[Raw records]
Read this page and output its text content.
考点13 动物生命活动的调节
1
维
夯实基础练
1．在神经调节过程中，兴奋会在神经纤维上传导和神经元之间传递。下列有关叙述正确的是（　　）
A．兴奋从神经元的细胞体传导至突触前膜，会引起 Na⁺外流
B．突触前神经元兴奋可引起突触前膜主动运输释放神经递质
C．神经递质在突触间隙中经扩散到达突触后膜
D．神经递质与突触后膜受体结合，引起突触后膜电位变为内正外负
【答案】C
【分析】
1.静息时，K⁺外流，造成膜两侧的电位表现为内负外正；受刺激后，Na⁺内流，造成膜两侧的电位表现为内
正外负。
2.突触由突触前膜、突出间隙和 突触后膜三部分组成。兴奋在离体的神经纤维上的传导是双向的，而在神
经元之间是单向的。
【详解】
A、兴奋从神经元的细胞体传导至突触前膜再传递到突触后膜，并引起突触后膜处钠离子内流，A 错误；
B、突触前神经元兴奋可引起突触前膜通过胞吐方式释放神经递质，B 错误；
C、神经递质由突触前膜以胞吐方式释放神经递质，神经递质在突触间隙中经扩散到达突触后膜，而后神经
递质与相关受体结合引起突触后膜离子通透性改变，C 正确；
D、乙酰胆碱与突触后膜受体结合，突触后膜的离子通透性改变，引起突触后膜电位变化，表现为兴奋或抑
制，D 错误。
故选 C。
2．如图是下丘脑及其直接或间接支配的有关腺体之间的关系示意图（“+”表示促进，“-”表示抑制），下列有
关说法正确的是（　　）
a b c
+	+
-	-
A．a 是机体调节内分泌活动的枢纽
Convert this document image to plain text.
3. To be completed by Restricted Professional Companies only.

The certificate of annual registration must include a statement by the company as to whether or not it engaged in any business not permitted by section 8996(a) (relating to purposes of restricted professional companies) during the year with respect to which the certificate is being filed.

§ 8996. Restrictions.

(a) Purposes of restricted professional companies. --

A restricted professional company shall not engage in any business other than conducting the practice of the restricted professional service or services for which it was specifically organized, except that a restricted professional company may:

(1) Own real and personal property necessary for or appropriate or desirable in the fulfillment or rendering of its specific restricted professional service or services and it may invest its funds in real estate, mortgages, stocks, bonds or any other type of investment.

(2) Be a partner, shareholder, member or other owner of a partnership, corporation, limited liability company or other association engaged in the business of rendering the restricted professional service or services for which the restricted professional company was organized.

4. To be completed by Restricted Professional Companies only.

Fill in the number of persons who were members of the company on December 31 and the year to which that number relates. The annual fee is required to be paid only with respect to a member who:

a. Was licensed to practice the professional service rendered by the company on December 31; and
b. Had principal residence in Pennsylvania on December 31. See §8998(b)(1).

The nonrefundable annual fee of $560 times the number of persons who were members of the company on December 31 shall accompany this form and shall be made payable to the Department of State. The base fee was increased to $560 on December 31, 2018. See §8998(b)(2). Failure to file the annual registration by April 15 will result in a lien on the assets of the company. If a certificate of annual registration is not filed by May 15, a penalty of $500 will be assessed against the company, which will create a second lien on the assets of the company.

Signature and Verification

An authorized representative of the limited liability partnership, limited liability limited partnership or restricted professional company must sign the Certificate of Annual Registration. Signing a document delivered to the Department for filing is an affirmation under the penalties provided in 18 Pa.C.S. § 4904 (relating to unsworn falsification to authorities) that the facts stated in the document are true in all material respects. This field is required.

...

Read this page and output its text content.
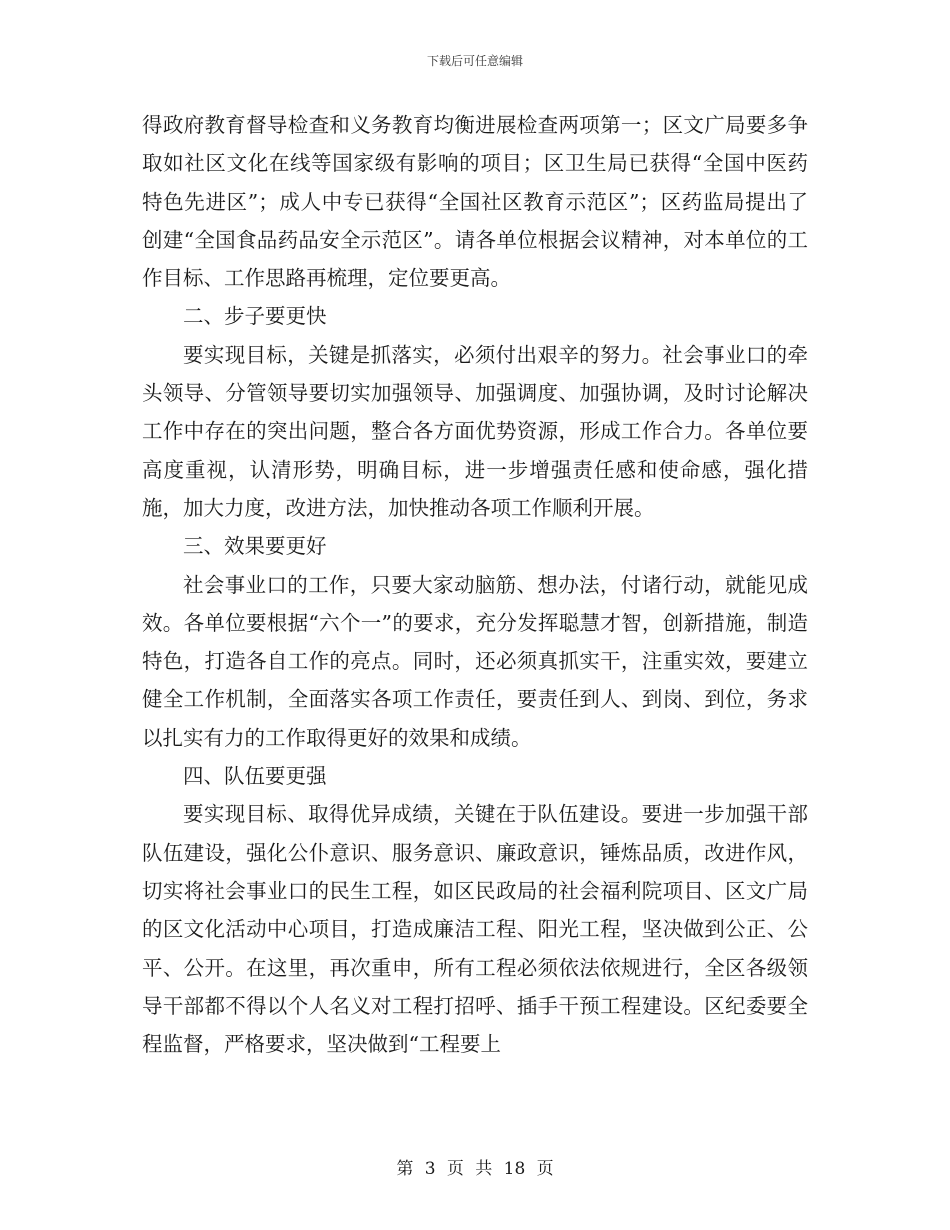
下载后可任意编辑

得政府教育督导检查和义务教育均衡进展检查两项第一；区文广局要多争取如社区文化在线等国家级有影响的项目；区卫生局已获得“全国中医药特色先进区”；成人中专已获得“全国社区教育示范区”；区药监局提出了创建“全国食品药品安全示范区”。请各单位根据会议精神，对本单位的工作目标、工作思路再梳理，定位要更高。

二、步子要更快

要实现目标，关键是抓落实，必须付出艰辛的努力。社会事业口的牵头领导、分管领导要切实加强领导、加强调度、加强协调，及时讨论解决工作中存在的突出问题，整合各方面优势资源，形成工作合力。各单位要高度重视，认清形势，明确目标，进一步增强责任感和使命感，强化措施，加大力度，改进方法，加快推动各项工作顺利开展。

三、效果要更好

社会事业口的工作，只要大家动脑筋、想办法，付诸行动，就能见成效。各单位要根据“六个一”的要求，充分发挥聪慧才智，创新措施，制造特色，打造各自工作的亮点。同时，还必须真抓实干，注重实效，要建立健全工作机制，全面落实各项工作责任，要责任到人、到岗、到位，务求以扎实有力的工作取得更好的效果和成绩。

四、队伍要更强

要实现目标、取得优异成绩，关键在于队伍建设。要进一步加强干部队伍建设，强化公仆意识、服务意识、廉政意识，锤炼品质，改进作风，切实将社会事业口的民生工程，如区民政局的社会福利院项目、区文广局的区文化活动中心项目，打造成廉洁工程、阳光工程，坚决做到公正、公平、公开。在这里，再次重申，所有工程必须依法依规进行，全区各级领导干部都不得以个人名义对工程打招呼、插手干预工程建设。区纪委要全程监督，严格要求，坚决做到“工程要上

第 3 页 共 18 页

## Task prompt
In the listing above, how many lines hold the word "要实现目标"? Give the number and nothing more.

## Expected answer
2